• **Directions for this task**
With nothing added or dropped, output every record below exactly.

Data records for software interfaces:
__________________________________________________

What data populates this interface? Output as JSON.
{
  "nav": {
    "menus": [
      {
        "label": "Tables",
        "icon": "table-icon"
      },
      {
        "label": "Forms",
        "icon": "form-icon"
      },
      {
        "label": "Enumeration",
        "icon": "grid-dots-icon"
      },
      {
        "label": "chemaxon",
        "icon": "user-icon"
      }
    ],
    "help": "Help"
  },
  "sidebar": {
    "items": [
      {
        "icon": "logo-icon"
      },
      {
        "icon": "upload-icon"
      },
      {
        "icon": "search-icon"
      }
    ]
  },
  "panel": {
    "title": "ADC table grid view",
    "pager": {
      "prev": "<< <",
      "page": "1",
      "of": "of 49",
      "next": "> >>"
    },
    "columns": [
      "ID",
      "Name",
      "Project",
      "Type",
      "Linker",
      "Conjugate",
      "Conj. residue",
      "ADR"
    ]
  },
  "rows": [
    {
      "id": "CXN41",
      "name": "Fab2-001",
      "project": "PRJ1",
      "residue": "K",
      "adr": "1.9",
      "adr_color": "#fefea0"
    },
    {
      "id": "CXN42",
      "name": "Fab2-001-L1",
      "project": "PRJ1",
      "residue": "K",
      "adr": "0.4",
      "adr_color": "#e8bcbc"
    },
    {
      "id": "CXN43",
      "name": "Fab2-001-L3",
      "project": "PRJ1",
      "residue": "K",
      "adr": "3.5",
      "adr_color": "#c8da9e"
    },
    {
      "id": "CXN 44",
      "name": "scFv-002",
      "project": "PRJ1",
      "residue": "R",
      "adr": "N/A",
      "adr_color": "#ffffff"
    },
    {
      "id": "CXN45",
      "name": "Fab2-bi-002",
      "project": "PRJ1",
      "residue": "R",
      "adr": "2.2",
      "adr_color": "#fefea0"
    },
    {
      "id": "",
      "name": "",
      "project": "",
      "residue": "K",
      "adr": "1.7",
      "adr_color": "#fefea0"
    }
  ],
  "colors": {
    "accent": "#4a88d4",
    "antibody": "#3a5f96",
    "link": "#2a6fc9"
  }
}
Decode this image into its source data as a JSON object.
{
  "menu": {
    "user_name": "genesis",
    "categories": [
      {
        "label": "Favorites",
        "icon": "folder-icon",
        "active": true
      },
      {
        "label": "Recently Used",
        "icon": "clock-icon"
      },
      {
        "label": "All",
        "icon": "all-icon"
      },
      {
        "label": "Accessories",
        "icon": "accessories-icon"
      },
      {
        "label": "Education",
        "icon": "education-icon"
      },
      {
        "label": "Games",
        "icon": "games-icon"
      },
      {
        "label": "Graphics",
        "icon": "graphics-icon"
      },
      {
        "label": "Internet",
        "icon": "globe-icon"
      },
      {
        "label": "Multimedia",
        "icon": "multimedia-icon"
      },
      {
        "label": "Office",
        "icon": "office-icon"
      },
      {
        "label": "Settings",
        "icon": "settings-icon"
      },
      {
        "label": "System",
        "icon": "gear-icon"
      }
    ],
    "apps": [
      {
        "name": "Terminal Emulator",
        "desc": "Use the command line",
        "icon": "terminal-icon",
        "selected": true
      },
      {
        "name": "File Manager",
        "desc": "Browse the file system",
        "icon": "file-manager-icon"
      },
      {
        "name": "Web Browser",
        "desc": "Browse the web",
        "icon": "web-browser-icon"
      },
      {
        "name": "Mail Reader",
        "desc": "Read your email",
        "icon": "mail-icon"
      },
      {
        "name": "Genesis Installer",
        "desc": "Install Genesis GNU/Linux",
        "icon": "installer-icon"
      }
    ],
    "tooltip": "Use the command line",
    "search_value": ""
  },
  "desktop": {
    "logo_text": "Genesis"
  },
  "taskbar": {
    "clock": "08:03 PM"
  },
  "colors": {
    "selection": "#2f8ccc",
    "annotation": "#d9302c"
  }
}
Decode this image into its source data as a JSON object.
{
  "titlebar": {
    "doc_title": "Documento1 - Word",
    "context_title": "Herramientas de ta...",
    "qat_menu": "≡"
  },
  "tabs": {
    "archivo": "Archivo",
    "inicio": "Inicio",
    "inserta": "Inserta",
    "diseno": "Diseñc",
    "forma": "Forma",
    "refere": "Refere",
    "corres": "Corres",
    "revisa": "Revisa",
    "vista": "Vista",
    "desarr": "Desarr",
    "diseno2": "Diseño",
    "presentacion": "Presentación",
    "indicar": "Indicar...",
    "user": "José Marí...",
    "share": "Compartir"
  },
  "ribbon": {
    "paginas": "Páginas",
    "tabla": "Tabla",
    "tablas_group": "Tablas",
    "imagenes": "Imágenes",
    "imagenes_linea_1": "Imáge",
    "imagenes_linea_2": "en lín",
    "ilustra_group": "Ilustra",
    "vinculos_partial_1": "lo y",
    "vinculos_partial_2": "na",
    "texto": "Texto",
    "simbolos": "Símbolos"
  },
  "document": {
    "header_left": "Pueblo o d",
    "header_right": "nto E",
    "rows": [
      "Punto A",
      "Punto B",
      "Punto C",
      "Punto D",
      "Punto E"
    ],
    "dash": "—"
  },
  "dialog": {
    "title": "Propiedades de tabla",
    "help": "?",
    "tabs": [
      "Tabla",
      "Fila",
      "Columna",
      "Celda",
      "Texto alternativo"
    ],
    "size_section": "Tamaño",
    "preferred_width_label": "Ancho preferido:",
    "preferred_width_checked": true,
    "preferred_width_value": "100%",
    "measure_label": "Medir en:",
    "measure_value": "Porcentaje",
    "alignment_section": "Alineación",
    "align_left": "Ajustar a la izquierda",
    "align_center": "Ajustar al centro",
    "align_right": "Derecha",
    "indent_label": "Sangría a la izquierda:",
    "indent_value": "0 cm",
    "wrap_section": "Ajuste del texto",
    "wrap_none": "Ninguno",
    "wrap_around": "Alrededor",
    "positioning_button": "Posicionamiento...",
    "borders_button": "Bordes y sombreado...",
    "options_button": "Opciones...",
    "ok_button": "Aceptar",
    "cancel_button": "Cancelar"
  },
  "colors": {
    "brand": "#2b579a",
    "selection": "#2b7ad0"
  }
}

__________________________________________________

• **Exercise solution**
What data populates this interface? Output as JSON.
{
  "nav": {
    "menus": [
      {
        "label": "Tables",
        "icon": "table-icon"
      },
      {
        "label": "Forms",
        "icon": "form-icon"
      },
      {
        "label": "Enumeration",
        "icon": "grid-dots-icon"
      },
      {
        "label": "chemaxon",
        "icon": "user-icon"
      }
    ],
    "help": "Help"
  },
  "sidebar": {
    "items": [
      {
        "icon": "logo-icon"
      },
      {
        "icon": "upload-icon"
      },
      {
        "icon": "search-icon"
      }
    ]
  },
  "panel": {
    "title": "ADC table grid view",
    "pager": {
      "prev": "<< <",
      "page": "1",
      "of": "of 49",
      "next": "> >>"
    },
    "columns": [
      "ID",
      "Name",
      "Project",
      "Type",
      "Linker",
      "Conjugate",
      "Conj. residue",
      "ADR"
    ]
  },
  "rows": [
    {
      "id": "CXN41",
      "name": "Fab2-001",
      "project": "PRJ1",
      "residue": "K",
      "adr": "1.9",
      "adr_color": "#fefea0"
    },
    {
      "id": "CXN42",
      "name": "Fab2-001-L1",
      "project": "PRJ1",
      "residue": "K",
      "adr": "0.4",
      "adr_color": "#e8bcbc"
    },
    {
      "id": "CXN43",
      "name": "Fab2-001-L3",
      "project": "PRJ1",
      "residue": "K",
      "adr": "3.5",
      "adr_color": "#c8da9e"
    },
    {
      "id": "CXN 44",
      "name": "scFv-002",
      "project": "PRJ1",
      "residue": "R",
      "adr": "N/A",
      "adr_color": "#ffffff"
    },
    {
      "id": "CXN45",
      "name": "Fab2-bi-002",
      "project": "PRJ1",
      "residue": "R",
      "adr": "2.2",
      "adr_color": "#fefea0"
    },
    {
      "id": "",
      "name": "",
      "project": "",
      "residue": "K",
      "adr": "1.7",
      "adr_color": "#fefea0"
    }
  ],
  "colors": {
    "accent": "#4a88d4",
    "antibody": "#3a5f96",
    "link": "#2a6fc9"
  }
}
Decode this image into its source data as a JSON object.
{
  "menu": {
    "user_name": "genesis",
    "categories": [
      {
        "label": "Favorites",
        "icon": "folder-icon",
        "active": true
      },
      {
        "label": "Recently Used",
        "icon": "clock-icon"
      },
      {
        "label": "All",
        "icon": "all-icon"
      },
      {
        "label": "Accessories",
        "icon": "accessories-icon"
      },
      {
        "label": "Education",
        "icon": "education-icon"
      },
      {
        "label": "Games",
        "icon": "games-icon"
      },
      {
        "label": "Graphics",
        "icon": "graphics-icon"
      },
      {
        "label": "Internet",
        "icon": "globe-icon"
      },
      {
        "label": "Multimedia",
        "icon": "multimedia-icon"
      },
      {
        "label": "Office",
        "icon": "office-icon"
      },
      {
        "label": "Settings",
        "icon": "settings-icon"
      },
      {
        "label": "System",
        "icon": "gear-icon"
      }
    ],
    "apps": [
      {
        "name": "Terminal Emulator",
        "desc": "Use the command line",
        "icon": "terminal-icon",
        "selected": true
      },
      {
        "name": "File Manager",
        "desc": "Browse the file system",
        "icon": "file-manager-icon"
      },
      {
        "name": "Web Browser",
        "desc": "Browse the web",
        "icon": "web-browser-icon"
      },
      {
        "name": "Mail Reader",
        "desc": "Read your email",
        "icon": "mail-icon"
      },
      {
        "name": "Genesis Installer",
        "desc": "Install Genesis GNU/Linux",
        "icon": "installer-icon"
      }
    ],
    "tooltip": "Use the command line",
    "search_value": ""
  },
  "desktop": {
    "logo_text": "Genesis"
  },
  "taskbar": {
    "clock": "08:03 PM"
  },
  "colors": {
    "selection": "#2f8ccc",
    "annotation": "#d9302c"
  }
}
Decode this image into its source data as a JSON object.
{
  "titlebar": {
    "doc_title": "Documento1 - Word",
    "context_title": "Herramientas de ta...",
    "qat_menu": "≡"
  },
  "tabs": {
    "archivo": "Archivo",
    "inicio": "Inicio",
    "inserta": "Inserta",
    "diseno": "Diseñc",
    "forma": "Forma",
    "refere": "Refere",
    "corres": "Corres",
    "revisa": "Revisa",
    "vista": "Vista",
    "desarr": "Desarr",
    "diseno2": "Diseño",
    "presentacion": "Presentación",
    "indicar": "Indicar...",
    "user": "José Marí...",
    "share": "Compartir"
  },
  "ribbon": {
    "paginas": "Páginas",
    "tabla": "Tabla",
    "tablas_group": "Tablas",
    "imagenes": "Imágenes",
    "imagenes_linea_1": "Imáge",
    "imagenes_linea_2": "en lín",
    "ilustra_group": "Ilustra",
    "vinculos_partial_1": "lo y",
    "vinculos_partial_2": "na",
    "texto": "Texto",
    "simbolos": "Símbolos"
  },
  "document": {
    "header_left": "Pueblo o d",
    "header_right": "nto E",
    "rows": [
      "Punto A",
      "Punto B",
      "Punto C",
      "Punto D",
      "Punto E"
    ],
    "dash": "—"
  },
  "dialog": {
    "title": "Propiedades de tabla",
    "help": "?",
    "tabs": [
      "Tabla",
      "Fila",
      "Columna",
      "Celda",
      "Texto alternativo"
    ],
    "size_section": "Tamaño",
    "preferred_width_label": "Ancho preferido:",
    "preferred_width_checked": true,
    "preferred_width_value": "100%",
    "measure_label": "Medir en:",
    "measure_value": "Porcentaje",
    "alignment_section": "Alineación",
    "align_left": "Ajustar a la izquierda",
    "align_center": "Ajustar al centro",
    "align_right": "Derecha",
    "indent_label": "Sangría a la izquierda:",
    "indent_value": "0 cm",
    "wrap_section": "Ajuste del texto",
    "wrap_none": "Ninguno",
    "wrap_around": "Alrededor",
    "positioning_button": "Posicionamiento...",
    "borders_button": "Bordes y sombreado...",
    "options_button": "Opciones...",
    "ok_button": "Aceptar",
    "cancel_button": "Cancelar"
  },
  "colors": {
    "brand": "#2b579a",
    "selection": "#2b7ad0"
  }
}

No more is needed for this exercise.